Retouchez le passage du texte sur les fossiles qui commence par « Enfouissement profond » et s'achève sur « avec le sol. », en y remplaçant « carcasse » par « dépouille ».

Texte étudié
○ ○ ○ ○ ○ ○ ○

Enfouissement profond
Les sédiments qui s'accumulent pendant des millions d'années enfouissent la carcasse en profondeur, et des minéraux dissous dans l'eau du sol s'infiltrent dans les os. Un enfouissement particulièrement profond peut favoriser la conservation des tissus mous en les protégeant de l'oxydation, des variations thermiques et de l'acidité du sol, ainsi que des ultraviolets, qui sont autant de facteurs actifs en surface. La carcasse finit par se retrouver en équilibre thermique et chimique avec le sol.
Mise au jour
Les mouvements tectoniques soulèvent les couches sédimentaires contenant les fossiles, puis l'érosion expose ces derniers et les met à portée des chasseurs de fossiles. Afin de protéger d'éventuelles molécules organiques résiduelles, il importe alors de minimiser l'exposition du fossile à l'air libre, puis d'analyser aussi vite que possible les matériaux, éventuellement organiques, encore présents sur les os.

○ ○ ○ ○ ○ ○ ○

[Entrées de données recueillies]

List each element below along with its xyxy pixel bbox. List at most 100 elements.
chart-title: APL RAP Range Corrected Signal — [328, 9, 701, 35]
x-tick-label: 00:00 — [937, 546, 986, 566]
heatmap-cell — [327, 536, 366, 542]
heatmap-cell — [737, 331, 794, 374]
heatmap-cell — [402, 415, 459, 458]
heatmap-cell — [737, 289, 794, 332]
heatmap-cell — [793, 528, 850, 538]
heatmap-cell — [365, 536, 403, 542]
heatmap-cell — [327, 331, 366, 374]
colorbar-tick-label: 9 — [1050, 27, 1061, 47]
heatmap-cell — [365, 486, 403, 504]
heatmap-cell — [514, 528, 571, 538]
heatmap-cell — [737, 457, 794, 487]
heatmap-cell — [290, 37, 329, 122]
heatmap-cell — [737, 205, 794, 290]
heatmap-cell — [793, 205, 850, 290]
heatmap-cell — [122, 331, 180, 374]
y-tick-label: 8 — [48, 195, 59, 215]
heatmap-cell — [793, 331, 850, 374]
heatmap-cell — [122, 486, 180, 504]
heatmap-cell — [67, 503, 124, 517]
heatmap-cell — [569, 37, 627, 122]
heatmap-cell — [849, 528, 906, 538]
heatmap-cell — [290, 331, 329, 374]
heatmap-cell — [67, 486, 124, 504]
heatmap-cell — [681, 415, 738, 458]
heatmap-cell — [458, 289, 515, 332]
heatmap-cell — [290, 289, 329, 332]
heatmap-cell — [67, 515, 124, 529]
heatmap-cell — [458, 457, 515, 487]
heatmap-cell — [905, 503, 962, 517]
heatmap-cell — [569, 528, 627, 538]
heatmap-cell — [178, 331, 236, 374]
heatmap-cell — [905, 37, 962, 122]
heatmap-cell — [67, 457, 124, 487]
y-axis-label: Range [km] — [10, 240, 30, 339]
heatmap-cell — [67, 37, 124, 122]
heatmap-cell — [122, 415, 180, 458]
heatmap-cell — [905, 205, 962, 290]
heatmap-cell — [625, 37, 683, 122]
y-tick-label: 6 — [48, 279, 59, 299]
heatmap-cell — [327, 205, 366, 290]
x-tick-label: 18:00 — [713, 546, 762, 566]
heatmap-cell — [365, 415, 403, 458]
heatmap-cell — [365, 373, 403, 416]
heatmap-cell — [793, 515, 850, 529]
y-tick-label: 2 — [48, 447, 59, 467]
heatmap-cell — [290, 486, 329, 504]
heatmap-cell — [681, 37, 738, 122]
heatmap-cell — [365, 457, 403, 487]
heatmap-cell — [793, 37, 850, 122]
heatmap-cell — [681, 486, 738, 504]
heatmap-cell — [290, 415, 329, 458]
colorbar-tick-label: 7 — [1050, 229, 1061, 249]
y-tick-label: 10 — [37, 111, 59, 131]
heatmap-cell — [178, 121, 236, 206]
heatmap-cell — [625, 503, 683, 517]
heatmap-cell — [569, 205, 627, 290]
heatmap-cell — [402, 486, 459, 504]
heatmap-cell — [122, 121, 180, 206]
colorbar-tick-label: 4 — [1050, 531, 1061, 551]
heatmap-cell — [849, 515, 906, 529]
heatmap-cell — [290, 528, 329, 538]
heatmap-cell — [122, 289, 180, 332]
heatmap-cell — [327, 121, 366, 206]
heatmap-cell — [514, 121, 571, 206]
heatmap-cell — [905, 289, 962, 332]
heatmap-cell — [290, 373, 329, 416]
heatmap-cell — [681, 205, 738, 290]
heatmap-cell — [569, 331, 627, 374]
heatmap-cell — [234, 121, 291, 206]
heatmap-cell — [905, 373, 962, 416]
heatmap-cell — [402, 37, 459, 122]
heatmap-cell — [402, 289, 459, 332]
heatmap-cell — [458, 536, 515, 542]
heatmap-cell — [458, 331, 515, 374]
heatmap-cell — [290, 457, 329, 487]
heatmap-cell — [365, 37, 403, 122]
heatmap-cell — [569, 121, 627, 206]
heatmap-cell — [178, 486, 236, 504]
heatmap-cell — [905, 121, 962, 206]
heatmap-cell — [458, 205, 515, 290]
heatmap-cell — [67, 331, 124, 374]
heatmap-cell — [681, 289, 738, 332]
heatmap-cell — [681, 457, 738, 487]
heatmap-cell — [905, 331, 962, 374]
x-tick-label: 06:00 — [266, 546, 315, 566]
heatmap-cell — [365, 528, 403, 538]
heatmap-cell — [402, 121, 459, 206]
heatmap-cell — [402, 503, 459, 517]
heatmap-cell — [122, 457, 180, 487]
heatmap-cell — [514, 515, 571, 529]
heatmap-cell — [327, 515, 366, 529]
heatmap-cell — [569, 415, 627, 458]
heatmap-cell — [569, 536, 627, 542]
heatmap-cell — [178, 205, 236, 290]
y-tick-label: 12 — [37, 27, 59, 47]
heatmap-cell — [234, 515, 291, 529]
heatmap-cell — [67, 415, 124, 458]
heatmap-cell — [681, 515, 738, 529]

○ ○ ○ ○ ○ ○ ○

Solution proposée
Enfouissement profond
Les sédiments qui s'accumulent pendant des millions d'années enfouissent la dépouille en profondeur, et des minéraux dissous dans l'eau du sol s'infiltrent dans les os. Un enfouissement particulièrement profond peut favoriser la conservation des tissus mous en les protégeant de l'oxydation, des variations thermiques et de l'acidité du sol, ainsi que des ultraviolets, qui sont autant de facteurs actifs en surface. La dépouille finit par se retrouver en équilibre thermique et chimique avec le sol.